Task prompt:
List the lines of this listing that hold the word "name".

>> BEGIN Records for processing

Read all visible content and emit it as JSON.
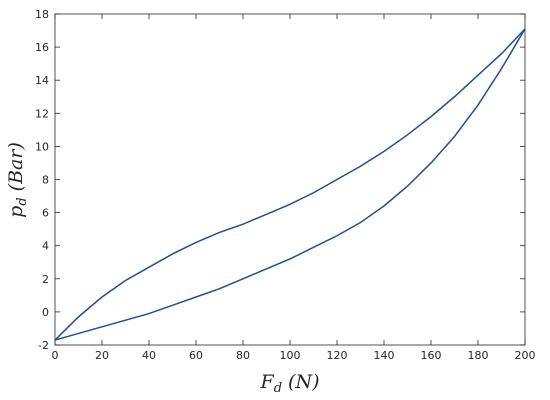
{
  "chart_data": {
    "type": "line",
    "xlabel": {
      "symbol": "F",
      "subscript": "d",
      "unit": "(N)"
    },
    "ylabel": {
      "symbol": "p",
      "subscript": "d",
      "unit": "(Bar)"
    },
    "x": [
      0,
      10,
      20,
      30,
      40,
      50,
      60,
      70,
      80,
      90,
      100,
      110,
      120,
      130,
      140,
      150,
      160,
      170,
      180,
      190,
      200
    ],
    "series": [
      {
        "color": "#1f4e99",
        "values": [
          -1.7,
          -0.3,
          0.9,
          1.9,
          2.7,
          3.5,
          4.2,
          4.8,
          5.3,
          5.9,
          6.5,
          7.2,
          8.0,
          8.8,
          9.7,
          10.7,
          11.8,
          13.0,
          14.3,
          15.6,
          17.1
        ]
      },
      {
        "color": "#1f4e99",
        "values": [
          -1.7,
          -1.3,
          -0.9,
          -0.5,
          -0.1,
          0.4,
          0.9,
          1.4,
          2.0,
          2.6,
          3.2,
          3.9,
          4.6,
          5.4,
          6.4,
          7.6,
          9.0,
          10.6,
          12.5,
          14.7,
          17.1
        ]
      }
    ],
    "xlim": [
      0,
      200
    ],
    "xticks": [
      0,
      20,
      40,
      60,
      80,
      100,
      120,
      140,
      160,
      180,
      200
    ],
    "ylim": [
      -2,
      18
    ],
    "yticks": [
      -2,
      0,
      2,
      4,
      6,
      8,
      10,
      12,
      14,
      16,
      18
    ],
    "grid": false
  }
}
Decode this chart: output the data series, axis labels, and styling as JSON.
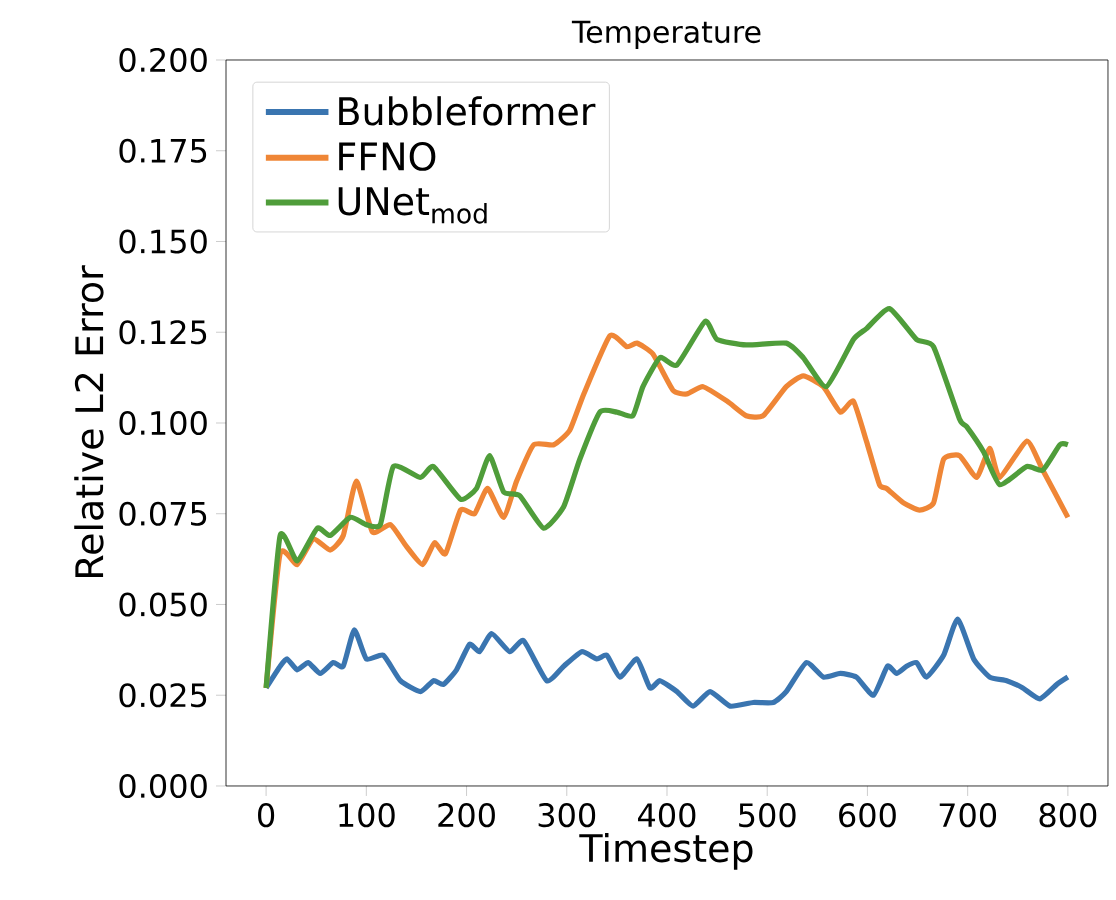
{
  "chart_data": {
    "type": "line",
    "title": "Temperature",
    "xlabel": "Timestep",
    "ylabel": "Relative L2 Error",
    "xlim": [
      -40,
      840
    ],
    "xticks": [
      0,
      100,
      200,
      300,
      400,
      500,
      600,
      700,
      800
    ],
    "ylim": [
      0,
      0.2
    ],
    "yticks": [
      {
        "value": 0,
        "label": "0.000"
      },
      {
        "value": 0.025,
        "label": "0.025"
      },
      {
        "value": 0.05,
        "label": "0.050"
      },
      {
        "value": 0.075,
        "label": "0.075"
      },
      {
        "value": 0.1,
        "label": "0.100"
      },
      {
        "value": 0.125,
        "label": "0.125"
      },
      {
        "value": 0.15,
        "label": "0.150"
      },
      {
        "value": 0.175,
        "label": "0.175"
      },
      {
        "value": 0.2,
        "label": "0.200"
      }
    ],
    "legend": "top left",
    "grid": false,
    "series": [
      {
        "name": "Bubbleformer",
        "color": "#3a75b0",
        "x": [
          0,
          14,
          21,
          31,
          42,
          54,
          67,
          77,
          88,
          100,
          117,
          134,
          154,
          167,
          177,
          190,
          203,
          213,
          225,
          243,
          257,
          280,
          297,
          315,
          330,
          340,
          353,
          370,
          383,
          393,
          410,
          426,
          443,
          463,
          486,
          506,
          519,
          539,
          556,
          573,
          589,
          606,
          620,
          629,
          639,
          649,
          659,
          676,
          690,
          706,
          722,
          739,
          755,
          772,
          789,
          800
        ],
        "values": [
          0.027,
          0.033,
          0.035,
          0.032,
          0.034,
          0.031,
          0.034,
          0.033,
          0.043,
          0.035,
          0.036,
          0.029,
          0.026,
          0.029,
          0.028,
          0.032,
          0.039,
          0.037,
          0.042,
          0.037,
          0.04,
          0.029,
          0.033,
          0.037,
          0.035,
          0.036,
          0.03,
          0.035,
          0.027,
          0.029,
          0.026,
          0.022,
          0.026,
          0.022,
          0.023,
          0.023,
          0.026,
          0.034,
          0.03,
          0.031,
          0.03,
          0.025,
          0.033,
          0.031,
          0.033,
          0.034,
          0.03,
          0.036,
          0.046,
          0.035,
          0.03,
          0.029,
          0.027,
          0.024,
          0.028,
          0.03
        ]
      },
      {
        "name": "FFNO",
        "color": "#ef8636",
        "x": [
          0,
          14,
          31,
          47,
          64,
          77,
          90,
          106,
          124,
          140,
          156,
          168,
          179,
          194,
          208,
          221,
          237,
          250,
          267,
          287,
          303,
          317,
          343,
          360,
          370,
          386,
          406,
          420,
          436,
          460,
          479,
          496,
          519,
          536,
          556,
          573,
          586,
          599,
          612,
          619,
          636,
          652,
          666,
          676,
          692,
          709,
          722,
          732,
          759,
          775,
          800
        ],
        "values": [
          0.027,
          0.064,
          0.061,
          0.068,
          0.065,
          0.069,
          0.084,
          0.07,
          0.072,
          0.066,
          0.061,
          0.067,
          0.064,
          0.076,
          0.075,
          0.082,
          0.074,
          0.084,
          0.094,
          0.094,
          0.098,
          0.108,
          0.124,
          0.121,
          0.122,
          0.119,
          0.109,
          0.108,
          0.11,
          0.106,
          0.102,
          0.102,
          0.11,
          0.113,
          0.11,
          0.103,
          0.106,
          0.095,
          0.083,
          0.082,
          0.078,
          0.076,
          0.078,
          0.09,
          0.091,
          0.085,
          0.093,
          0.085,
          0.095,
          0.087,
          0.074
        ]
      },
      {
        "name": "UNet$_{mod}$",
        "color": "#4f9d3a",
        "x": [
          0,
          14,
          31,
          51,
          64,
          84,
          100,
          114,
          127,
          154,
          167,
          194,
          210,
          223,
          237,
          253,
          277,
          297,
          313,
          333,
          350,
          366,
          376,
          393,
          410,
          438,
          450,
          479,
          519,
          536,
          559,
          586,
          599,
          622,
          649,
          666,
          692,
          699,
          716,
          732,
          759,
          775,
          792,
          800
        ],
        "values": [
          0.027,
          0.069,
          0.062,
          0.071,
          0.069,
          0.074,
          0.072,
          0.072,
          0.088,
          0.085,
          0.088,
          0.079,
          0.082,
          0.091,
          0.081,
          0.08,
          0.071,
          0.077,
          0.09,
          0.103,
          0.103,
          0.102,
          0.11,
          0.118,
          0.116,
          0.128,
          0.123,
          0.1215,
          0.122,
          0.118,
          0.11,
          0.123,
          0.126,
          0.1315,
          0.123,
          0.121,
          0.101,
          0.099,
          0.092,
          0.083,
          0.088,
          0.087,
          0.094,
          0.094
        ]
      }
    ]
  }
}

>> END Records for processing
>> BEGIN Records for processing

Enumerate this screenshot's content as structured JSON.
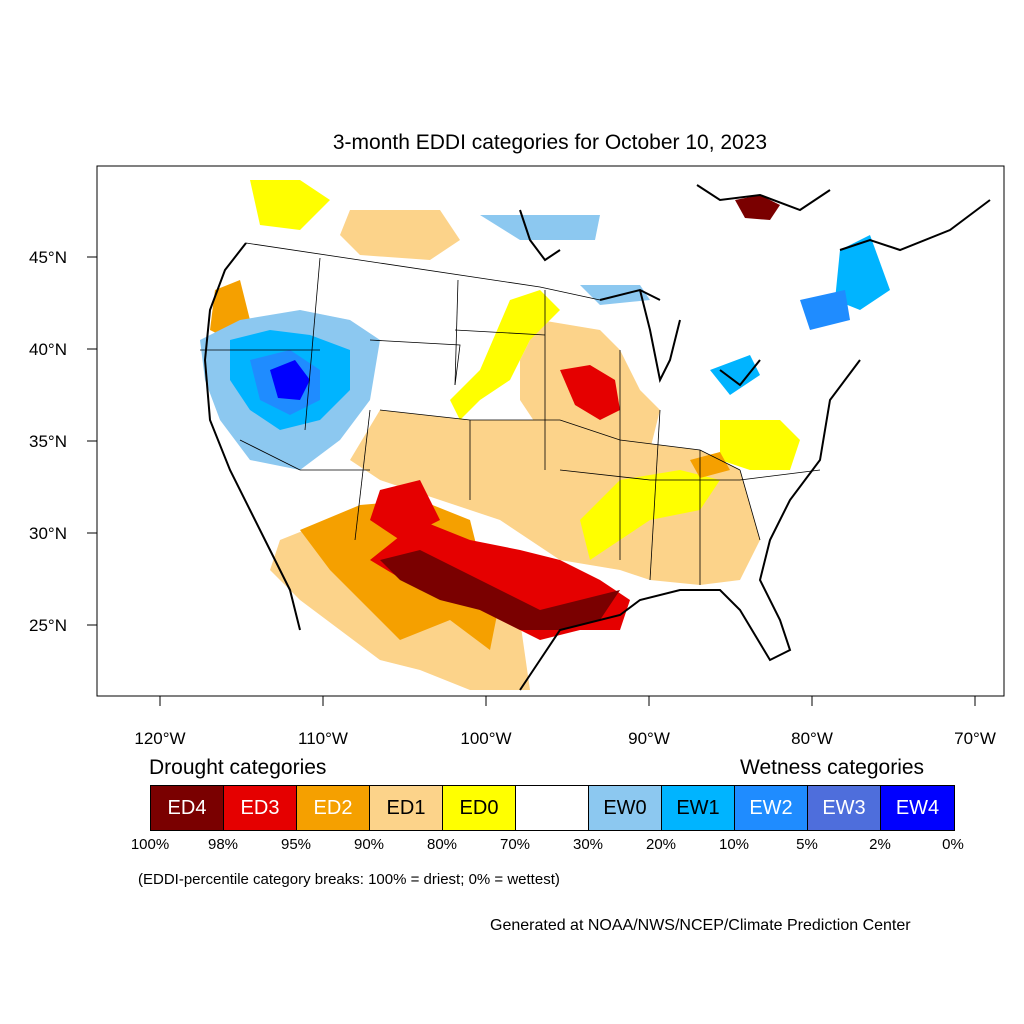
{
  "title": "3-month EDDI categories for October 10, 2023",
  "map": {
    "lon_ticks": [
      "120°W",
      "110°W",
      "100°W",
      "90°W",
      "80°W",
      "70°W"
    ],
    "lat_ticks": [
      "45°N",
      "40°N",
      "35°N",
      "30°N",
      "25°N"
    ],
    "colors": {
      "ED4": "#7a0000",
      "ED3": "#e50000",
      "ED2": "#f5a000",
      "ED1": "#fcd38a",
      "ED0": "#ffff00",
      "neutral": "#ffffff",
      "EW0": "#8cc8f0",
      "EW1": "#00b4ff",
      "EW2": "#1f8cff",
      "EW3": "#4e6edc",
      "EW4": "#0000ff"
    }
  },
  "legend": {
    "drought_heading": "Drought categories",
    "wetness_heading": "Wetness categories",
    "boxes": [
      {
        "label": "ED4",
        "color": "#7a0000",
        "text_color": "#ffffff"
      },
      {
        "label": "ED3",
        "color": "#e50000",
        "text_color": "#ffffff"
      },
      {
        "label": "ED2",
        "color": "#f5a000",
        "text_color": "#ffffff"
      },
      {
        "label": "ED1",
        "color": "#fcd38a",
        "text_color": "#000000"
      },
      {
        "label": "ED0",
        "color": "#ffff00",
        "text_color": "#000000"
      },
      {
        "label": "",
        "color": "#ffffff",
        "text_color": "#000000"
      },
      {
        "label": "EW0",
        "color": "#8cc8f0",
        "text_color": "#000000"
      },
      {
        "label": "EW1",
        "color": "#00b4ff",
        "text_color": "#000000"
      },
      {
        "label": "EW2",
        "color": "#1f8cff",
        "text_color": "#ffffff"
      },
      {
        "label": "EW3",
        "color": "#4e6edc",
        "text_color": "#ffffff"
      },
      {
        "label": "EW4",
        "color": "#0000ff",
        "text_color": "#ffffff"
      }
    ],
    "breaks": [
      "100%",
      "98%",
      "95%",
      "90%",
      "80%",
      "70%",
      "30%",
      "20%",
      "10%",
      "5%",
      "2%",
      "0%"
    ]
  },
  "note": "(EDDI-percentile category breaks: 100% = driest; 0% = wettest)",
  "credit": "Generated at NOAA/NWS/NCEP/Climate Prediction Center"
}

>> END Records for processing

Solution to this problem:
        "name": "Bubbleformer",
        "name": "FFNO",
        "name": "UNet$_{mod}$",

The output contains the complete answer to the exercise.